Data entries –
□ □ □

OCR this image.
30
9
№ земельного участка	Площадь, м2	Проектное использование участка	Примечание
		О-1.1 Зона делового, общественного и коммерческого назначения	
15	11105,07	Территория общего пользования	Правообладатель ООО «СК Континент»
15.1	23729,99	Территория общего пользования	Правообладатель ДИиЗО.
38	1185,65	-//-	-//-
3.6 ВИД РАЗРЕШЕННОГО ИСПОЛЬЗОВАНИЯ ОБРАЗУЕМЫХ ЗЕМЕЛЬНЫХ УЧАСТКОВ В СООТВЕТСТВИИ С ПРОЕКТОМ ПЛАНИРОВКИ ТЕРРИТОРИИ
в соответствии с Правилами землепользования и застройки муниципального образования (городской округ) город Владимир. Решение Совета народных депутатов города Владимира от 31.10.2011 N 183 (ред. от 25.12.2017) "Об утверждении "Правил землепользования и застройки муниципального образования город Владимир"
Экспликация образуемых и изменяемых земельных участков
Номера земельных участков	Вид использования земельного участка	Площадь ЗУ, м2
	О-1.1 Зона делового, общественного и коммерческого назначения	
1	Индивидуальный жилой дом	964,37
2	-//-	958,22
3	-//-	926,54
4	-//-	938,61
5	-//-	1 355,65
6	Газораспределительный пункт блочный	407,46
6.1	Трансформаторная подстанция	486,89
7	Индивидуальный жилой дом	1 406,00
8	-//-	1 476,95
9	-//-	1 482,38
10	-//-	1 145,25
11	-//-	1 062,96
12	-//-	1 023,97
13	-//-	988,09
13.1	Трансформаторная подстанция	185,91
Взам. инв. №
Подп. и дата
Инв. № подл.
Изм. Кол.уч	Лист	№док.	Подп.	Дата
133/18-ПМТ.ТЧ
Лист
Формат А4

□ □ □

TO BE DONE –
Go through the material above line by line and copy it exactly.

WRITTEN ANSWER –
OCR this image.
30
9
№ земельного участка	Площадь, м2	Проектное использование участка	Примечание
		О-1.1 Зона делового, общественного и коммерческого назначения	
15	11105,07	Территория общего пользования	Правообладатель ООО «СК Континент»
15.1	23729,99	Территория общего пользования	Правообладатель ДИиЗО.
38	1185,65	-//-	-//-
3.6 ВИД РАЗРЕШЕННОГО ИСПОЛЬЗОВАНИЯ ОБРАЗУЕМЫХ ЗЕМЕЛЬНЫХ УЧАСТКОВ В СООТВЕТСТВИИ С ПРОЕКТОМ ПЛАНИРОВКИ ТЕРРИТОРИИ
в соответствии с Правилами землепользования и застройки муниципального образования (городской округ) город Владимир. Решение Совета народных депутатов города Владимира от 31.10.2011 N 183 (ред. от 25.12.2017) "Об утверждении "Правил землепользования и застройки муниципального образования город Владимир"
Экспликация образуемых и изменяемых земельных участков
Номера земельных участков	Вид использования земельного участка	Площадь ЗУ, м2
	О-1.1 Зона делового, общественного и коммерческого назначения	
1	Индивидуальный жилой дом	964,37
2	-//-	958,22
3	-//-	926,54
4	-//-	938,61
5	-//-	1 355,65
6	Газораспределительный пункт блочный	407,46
6.1	Трансформаторная подстанция	486,89
7	Индивидуальный жилой дом	1 406,00
8	-//-	1 476,95
9	-//-	1 482,38
10	-//-	1 145,25
11	-//-	1 062,96
12	-//-	1 023,97
13	-//-	988,09
13.1	Трансформаторная подстанция	185,91
Взам. инв. №
Подп. и дата
Инв. № подл.
Изм. Кол.уч	Лист	№док.	Подп.	Дата
133/18-ПМТ.ТЧ
Лист
Формат А4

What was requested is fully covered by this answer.